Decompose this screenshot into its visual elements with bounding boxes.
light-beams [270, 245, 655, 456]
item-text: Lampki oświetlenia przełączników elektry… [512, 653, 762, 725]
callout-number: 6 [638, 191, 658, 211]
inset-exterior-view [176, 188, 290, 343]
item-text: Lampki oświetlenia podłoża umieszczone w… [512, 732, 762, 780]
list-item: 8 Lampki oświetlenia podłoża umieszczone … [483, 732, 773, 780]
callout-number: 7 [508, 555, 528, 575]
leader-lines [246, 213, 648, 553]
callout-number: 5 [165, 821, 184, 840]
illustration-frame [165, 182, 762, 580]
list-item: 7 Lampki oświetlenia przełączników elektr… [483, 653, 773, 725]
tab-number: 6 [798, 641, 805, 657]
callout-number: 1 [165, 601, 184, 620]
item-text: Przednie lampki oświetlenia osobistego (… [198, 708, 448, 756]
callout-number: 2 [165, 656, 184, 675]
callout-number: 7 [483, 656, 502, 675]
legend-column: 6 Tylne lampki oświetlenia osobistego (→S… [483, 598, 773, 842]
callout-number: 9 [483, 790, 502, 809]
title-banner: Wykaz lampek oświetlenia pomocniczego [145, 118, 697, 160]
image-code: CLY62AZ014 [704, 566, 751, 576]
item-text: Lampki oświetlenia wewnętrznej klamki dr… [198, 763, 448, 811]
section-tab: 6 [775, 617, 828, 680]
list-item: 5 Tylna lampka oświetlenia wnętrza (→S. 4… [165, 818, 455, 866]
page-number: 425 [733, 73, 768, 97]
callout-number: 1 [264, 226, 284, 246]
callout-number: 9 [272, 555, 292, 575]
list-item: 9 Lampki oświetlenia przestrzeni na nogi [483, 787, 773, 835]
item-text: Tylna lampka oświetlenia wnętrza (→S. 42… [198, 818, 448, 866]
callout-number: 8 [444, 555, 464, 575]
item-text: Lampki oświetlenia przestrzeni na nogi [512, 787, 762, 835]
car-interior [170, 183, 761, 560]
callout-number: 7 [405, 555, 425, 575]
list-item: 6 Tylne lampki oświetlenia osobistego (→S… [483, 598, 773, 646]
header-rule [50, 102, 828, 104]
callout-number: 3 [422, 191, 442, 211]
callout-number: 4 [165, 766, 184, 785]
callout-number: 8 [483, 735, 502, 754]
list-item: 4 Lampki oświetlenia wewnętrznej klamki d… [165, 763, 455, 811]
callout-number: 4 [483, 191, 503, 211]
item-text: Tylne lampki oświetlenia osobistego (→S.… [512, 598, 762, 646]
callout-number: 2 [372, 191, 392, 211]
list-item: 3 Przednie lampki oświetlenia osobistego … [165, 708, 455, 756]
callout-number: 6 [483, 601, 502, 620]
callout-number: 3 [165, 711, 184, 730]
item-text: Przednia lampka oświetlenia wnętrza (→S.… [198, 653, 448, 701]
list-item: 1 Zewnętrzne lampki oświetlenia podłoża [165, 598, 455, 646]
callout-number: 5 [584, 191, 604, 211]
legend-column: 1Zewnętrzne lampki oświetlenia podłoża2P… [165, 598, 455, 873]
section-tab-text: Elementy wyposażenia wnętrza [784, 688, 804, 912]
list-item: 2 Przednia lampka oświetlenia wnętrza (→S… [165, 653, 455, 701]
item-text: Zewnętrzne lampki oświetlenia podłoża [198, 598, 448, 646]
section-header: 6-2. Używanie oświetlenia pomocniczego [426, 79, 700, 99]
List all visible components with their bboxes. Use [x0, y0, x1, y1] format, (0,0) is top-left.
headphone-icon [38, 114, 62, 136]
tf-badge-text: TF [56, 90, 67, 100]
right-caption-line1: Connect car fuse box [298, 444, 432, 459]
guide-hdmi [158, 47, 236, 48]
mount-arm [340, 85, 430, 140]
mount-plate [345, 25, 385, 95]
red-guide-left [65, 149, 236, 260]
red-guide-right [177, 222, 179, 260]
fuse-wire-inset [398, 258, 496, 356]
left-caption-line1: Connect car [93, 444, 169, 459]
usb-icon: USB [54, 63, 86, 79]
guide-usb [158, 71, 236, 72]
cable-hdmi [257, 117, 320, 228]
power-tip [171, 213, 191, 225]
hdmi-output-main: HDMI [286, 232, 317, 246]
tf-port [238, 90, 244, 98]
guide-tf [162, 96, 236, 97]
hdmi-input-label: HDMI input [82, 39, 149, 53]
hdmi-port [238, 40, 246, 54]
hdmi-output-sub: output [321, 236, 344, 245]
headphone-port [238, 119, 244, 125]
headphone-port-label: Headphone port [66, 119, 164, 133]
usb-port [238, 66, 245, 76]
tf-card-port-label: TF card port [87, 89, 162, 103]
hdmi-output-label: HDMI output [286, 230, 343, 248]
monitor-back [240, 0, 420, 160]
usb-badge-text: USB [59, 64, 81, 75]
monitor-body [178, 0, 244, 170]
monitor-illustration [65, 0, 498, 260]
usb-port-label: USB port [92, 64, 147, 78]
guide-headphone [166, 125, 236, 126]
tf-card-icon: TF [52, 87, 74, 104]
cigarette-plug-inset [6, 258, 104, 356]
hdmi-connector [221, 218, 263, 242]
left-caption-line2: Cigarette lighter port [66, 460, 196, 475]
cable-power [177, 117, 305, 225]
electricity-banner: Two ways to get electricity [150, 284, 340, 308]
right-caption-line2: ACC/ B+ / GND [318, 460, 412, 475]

#### Work required
Output the lines of the listing from its start through the line containing "inset-exterior-view [176, 188, 290, 343]", inclusive, exactly as they appear, and nothing else.

#### Solution for this problem
Decompose this screenshot into its visual elements with bounding boxes.
light-beams [270, 245, 655, 456]
item-text: Lampki oświetlenia przełączników elektry… [512, 653, 762, 725]
callout-number: 6 [638, 191, 658, 211]
inset-exterior-view [176, 188, 290, 343]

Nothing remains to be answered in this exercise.